* **TASK TO CARRY OUT**
Single out the lines that include the word "still". Copy them.

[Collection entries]
★ ★ ★

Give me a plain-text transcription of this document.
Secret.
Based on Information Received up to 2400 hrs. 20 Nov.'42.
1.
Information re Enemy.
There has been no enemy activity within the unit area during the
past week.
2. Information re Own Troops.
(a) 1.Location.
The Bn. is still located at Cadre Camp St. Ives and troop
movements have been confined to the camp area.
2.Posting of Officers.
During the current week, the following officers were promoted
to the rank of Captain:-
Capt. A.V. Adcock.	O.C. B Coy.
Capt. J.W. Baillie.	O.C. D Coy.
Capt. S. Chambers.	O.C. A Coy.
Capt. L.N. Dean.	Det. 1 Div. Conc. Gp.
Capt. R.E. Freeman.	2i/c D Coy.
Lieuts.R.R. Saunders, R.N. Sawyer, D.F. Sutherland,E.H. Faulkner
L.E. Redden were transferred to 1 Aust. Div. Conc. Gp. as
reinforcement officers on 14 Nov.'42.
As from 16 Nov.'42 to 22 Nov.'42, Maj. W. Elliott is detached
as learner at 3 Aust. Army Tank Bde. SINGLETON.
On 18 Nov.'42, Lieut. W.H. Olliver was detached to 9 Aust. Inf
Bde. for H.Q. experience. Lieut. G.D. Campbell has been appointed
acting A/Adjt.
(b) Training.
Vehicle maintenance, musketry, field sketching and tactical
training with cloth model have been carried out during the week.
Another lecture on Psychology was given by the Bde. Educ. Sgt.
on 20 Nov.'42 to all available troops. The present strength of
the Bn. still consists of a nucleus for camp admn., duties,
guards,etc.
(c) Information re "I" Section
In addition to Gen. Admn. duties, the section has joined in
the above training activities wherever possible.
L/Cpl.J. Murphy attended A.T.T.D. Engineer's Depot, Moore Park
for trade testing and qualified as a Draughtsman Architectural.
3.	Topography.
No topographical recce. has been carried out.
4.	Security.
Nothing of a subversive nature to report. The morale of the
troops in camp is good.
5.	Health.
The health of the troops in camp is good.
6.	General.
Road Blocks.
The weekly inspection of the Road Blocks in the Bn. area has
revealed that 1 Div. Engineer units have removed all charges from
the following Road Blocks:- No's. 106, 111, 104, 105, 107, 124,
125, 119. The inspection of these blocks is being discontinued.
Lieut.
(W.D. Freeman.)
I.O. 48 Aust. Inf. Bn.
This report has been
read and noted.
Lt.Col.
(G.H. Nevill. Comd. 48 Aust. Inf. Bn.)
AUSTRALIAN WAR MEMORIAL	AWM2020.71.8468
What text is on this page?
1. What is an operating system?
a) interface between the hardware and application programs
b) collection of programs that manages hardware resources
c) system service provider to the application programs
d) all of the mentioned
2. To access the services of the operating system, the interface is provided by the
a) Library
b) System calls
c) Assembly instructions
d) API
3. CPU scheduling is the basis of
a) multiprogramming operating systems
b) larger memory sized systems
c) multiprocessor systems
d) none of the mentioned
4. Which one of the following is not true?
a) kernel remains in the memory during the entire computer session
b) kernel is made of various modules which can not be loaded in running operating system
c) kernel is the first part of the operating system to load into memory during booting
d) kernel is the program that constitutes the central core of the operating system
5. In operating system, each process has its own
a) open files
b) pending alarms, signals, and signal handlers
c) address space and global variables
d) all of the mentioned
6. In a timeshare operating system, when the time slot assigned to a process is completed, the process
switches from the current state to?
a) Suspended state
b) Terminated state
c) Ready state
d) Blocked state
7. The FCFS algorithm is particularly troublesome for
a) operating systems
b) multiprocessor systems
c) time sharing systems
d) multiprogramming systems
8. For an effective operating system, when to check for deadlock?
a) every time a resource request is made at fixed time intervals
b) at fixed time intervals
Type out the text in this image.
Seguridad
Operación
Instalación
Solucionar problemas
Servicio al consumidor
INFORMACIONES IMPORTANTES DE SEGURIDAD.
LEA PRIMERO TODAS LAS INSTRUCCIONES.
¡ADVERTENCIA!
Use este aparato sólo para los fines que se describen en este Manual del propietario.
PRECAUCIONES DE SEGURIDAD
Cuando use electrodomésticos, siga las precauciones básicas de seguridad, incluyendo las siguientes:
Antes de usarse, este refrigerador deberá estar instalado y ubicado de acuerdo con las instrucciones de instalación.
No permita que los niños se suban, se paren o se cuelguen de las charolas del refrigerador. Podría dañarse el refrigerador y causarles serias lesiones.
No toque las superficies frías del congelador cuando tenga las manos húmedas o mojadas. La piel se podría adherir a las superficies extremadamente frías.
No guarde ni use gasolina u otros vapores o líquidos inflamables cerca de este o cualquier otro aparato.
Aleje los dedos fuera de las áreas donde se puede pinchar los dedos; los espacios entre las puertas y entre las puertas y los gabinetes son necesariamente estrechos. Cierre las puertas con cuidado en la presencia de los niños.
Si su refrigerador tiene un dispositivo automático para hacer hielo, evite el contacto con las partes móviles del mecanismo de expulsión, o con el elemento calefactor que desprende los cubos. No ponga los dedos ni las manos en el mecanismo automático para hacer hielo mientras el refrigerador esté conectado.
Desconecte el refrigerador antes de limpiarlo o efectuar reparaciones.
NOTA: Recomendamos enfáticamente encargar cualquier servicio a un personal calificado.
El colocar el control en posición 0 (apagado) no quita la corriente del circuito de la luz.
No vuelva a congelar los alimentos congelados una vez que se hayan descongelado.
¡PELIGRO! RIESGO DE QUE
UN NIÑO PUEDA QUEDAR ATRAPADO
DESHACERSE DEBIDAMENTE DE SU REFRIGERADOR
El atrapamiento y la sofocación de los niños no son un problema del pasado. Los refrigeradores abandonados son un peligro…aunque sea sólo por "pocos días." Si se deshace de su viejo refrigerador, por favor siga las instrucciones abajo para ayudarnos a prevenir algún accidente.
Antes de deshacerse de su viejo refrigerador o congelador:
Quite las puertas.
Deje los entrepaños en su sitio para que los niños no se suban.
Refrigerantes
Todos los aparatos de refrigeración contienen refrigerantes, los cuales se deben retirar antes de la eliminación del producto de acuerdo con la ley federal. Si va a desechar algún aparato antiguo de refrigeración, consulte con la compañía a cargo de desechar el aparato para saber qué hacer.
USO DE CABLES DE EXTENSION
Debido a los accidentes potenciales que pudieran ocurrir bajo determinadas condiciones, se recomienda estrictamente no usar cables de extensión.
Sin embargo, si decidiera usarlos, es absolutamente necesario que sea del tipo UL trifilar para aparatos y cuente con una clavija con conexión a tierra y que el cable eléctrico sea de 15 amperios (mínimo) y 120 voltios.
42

★ ★ ★

* **TASK RESULT**
The Bn. is still located at Cadre Camp St. Ives and troop
the Bn. still consists of a nucleus for camp admn., duties,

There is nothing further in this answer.